TASK DETAILS.
Read the records and write them out again exactly.
------------
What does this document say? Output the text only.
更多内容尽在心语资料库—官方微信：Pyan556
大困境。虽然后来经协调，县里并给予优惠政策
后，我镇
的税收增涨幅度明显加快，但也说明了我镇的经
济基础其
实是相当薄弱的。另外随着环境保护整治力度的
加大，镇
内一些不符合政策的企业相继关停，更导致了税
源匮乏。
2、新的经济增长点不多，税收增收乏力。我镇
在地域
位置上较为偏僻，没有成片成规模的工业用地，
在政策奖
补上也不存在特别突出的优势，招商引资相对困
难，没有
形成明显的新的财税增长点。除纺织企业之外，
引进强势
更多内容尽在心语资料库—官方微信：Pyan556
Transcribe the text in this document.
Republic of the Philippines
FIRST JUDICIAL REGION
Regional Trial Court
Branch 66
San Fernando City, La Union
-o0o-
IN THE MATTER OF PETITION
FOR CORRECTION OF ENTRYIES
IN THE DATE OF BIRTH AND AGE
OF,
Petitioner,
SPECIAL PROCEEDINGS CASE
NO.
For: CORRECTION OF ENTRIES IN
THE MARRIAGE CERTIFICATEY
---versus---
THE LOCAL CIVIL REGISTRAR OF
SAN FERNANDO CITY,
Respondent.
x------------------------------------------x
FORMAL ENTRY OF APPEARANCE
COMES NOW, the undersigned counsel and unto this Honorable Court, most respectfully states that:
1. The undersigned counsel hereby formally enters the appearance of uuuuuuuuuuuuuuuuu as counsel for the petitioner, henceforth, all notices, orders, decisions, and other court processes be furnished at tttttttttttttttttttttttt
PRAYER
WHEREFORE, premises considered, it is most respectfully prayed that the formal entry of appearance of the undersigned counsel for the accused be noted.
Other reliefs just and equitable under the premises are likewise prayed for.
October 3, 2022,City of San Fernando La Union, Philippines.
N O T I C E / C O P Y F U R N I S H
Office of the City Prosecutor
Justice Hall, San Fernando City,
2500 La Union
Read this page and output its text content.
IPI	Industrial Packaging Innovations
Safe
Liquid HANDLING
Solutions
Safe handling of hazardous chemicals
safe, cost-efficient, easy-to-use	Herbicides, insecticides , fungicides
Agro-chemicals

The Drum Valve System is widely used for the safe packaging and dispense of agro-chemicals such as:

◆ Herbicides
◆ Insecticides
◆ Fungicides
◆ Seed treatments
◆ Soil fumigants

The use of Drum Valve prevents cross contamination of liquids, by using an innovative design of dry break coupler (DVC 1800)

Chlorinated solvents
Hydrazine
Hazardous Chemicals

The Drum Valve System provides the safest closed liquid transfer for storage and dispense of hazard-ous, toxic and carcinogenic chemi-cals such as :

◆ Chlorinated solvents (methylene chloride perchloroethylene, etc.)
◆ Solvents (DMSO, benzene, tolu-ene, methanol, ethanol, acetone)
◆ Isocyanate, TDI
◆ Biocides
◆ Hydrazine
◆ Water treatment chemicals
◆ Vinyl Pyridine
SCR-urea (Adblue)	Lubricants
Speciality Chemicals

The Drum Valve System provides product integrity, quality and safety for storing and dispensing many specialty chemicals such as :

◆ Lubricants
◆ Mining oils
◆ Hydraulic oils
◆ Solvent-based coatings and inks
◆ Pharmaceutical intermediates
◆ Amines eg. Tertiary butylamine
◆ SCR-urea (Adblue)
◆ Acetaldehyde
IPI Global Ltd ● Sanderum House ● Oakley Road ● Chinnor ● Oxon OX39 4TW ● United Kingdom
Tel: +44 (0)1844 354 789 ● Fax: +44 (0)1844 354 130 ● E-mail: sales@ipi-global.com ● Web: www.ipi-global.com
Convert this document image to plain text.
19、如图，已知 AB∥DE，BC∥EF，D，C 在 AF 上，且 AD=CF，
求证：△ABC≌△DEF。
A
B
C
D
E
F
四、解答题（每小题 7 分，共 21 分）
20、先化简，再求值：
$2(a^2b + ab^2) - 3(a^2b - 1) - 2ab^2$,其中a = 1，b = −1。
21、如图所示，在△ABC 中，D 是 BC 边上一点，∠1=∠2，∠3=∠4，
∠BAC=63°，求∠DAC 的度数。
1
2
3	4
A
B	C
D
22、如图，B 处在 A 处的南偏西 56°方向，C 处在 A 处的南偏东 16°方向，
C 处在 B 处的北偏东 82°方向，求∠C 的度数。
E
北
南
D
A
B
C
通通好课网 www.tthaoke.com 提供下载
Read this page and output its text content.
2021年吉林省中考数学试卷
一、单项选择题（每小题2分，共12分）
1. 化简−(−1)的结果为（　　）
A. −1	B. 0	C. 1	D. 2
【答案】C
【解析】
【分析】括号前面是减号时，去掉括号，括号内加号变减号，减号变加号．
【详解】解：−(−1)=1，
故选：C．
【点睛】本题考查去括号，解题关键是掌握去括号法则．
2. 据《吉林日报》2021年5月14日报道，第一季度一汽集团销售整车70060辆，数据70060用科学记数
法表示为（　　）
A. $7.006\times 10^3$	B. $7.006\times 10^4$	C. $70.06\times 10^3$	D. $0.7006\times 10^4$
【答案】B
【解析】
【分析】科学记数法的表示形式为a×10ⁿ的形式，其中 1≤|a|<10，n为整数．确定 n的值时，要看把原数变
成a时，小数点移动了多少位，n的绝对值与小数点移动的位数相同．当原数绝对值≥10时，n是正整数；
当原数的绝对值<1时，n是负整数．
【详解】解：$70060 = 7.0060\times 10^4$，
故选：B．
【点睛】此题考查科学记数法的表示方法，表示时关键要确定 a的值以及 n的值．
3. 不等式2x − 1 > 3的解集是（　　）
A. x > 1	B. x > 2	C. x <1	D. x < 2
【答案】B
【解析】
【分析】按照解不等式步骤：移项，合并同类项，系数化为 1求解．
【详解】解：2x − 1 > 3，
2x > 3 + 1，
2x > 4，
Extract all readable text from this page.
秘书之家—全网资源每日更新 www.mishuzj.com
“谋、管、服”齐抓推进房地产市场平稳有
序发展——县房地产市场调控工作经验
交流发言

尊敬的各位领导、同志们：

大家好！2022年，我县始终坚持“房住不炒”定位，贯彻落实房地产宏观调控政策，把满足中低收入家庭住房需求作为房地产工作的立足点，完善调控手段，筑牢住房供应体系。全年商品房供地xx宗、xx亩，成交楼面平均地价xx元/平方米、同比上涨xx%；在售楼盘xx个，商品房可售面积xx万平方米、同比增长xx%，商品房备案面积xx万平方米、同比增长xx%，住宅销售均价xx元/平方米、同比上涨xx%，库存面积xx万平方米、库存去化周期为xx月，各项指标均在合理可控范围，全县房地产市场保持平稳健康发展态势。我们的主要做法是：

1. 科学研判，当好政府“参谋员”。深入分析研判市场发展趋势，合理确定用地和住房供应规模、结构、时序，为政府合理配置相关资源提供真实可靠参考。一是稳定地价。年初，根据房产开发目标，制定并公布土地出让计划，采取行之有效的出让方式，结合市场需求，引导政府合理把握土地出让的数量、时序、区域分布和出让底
------------
SOLUTION FOR THIS EXERCISE.
What does this document say? Output the text only.
更多内容尽在心语资料库—官方微信：Pyan556
大困境。虽然后来经协调，县里并给予优惠政策
后，我镇
的税收增涨幅度明显加快，但也说明了我镇的经
济基础其
实是相当薄弱的。另外随着环境保护整治力度的
加大，镇
内一些不符合政策的企业相继关停，更导致了税
源匮乏。
2、新的经济增长点不多，税收增收乏力。我镇
在地域
位置上较为偏僻，没有成片成规模的工业用地，
在政策奖
补上也不存在特别突出的优势，招商引资相对困
难，没有
形成明显的新的财税增长点。除纺织企业之外，
引进强势
更多内容尽在心语资料库—官方微信：Pyan556
Transcribe the text in this document.
Republic of the Philippines
FIRST JUDICIAL REGION
Regional Trial Court
Branch 66
San Fernando City, La Union
-o0o-
IN THE MATTER OF PETITION
FOR CORRECTION OF ENTRYIES
IN THE DATE OF BIRTH AND AGE
OF,
Petitioner,
SPECIAL PROCEEDINGS CASE
NO.
For: CORRECTION OF ENTRIES IN
THE MARRIAGE CERTIFICATEY
---versus---
THE LOCAL CIVIL REGISTRAR OF
SAN FERNANDO CITY,
Respondent.
x------------------------------------------x
FORMAL ENTRY OF APPEARANCE
COMES NOW, the undersigned counsel and unto this Honorable Court, most respectfully states that:
1. The undersigned counsel hereby formally enters the appearance of uuuuuuuuuuuuuuuuu as counsel for the petitioner, henceforth, all notices, orders, decisions, and other court processes be furnished at tttttttttttttttttttttttt
PRAYER
WHEREFORE, premises considered, it is most respectfully prayed that the formal entry of appearance of the undersigned counsel for the accused be noted.
Other reliefs just and equitable under the premises are likewise prayed for.
October 3, 2022,City of San Fernando La Union, Philippines.
N O T I C E / C O P Y F U R N I S H
Office of the City Prosecutor
Justice Hall, San Fernando City,
2500 La Union
Read this page and output its text content.
IPI	Industrial Packaging Innovations
Safe
Liquid HANDLING
Solutions
Safe handling of hazardous chemicals
safe, cost-efficient, easy-to-use	Herbicides, insecticides , fungicides
Agro-chemicals

The Drum Valve System is widely used for the safe packaging and dispense of agro-chemicals such as:

◆ Herbicides
◆ Insecticides
◆ Fungicides
◆ Seed treatments
◆ Soil fumigants

The use of Drum Valve prevents cross contamination of liquids, by using an innovative design of dry break coupler (DVC 1800)

Chlorinated solvents
Hydrazine
Hazardous Chemicals

The Drum Valve System provides the safest closed liquid transfer for storage and dispense of hazard-ous, toxic and carcinogenic chemi-cals such as :

◆ Chlorinated solvents (methylene chloride perchloroethylene, etc.)
◆ Solvents (DMSO, benzene, tolu-ene, methanol, ethanol, acetone)
◆ Isocyanate, TDI
◆ Biocides
◆ Hydrazine
◆ Water treatment chemicals
◆ Vinyl Pyridine
SCR-urea (Adblue)	Lubricants
Speciality Chemicals

The Drum Valve System provides product integrity, quality and safety for storing and dispensing many specialty chemicals such as :

◆ Lubricants
◆ Mining oils
◆ Hydraulic oils
◆ Solvent-based coatings and inks
◆ Pharmaceutical intermediates
◆ Amines eg. Tertiary butylamine
◆ SCR-urea (Adblue)
◆ Acetaldehyde
IPI Global Ltd ● Sanderum House ● Oakley Road ● Chinnor ● Oxon OX39 4TW ● United Kingdom
Tel: +44 (0)1844 354 789 ● Fax: +44 (0)1844 354 130 ● E-mail: sales@ipi-global.com ● Web: www.ipi-global.com
Convert this document image to plain text.
19、如图，已知 AB∥DE，BC∥EF，D，C 在 AF 上，且 AD=CF，
求证：△ABC≌△DEF。
A
B
C
D
E
F
四、解答题（每小题 7 分，共 21 分）
20、先化简，再求值：
$2(a^2b + ab^2) - 3(a^2b - 1) - 2ab^2$,其中a = 1，b = −1。
21、如图所示，在△ABC 中，D 是 BC 边上一点，∠1=∠2，∠3=∠4，
∠BAC=63°，求∠DAC 的度数。
1
2
3	4
A
B	C
D
22、如图，B 处在 A 处的南偏西 56°方向，C 处在 A 处的南偏东 16°方向，
C 处在 B 处的北偏东 82°方向，求∠C 的度数。
E
北
南
D
A
B
C
通通好课网 www.tthaoke.com 提供下载
Read this page and output its text content.
2021年吉林省中考数学试卷
一、单项选择题（每小题2分，共12分）
1. 化简−(−1)的结果为（　　）
A. −1	B. 0	C. 1	D. 2
【答案】C
【解析】
【分析】括号前面是减号时，去掉括号，括号内加号变减号，减号变加号．
【详解】解：−(−1)=1，
故选：C．
【点睛】本题考查去括号，解题关键是掌握去括号法则．
2. 据《吉林日报》2021年5月14日报道，第一季度一汽集团销售整车70060辆，数据70060用科学记数
法表示为（　　）
A. $7.006\times 10^3$	B. $7.006\times 10^4$	C. $70.06\times 10^3$	D. $0.7006\times 10^4$
【答案】B
【解析】
【分析】科学记数法的表示形式为a×10ⁿ的形式，其中 1≤|a|<10，n为整数．确定 n的值时，要看把原数变
成a时，小数点移动了多少位，n的绝对值与小数点移动的位数相同．当原数绝对值≥10时，n是正整数；
当原数的绝对值<1时，n是负整数．
【详解】解：$70060 = 7.0060\times 10^4$，
故选：B．
【点睛】此题考查科学记数法的表示方法，表示时关键要确定 a的值以及 n的值．
3. 不等式2x − 1 > 3的解集是（　　）
A. x > 1	B. x > 2	C. x <1	D. x < 2
【答案】B
【解析】
【分析】按照解不等式步骤：移项，合并同类项，系数化为 1求解．
【详解】解：2x − 1 > 3，
2x > 3 + 1，
2x > 4，
Extract all readable text from this page.
秘书之家—全网资源每日更新 www.mishuzj.com
“谋、管、服”齐抓推进房地产市场平稳有
序发展——县房地产市场调控工作经验
交流发言

尊敬的各位领导、同志们：

大家好！2022年，我县始终坚持“房住不炒”定位，贯彻落实房地产宏观调控政策，把满足中低收入家庭住房需求作为房地产工作的立足点，完善调控手段，筑牢住房供应体系。全年商品房供地xx宗、xx亩，成交楼面平均地价xx元/平方米、同比上涨xx%；在售楼盘xx个，商品房可售面积xx万平方米、同比增长xx%，商品房备案面积xx万平方米、同比增长xx%，住宅销售均价xx元/平方米、同比上涨xx%，库存面积xx万平方米、库存去化周期为xx月，各项指标均在合理可控范围，全县房地产市场保持平稳健康发展态势。我们的主要做法是：

1. 科学研判，当好政府“参谋员”。深入分析研判市场发展趋势，合理确定用地和住房供应规模、结构、时序，为政府合理配置相关资源提供真实可靠参考。一是稳定地价。年初，根据房产开发目标，制定并公布土地出让计划，采取行之有效的出让方式，结合市场需求，引导政府合理把握土地出让的数量、时序、区域分布和出让底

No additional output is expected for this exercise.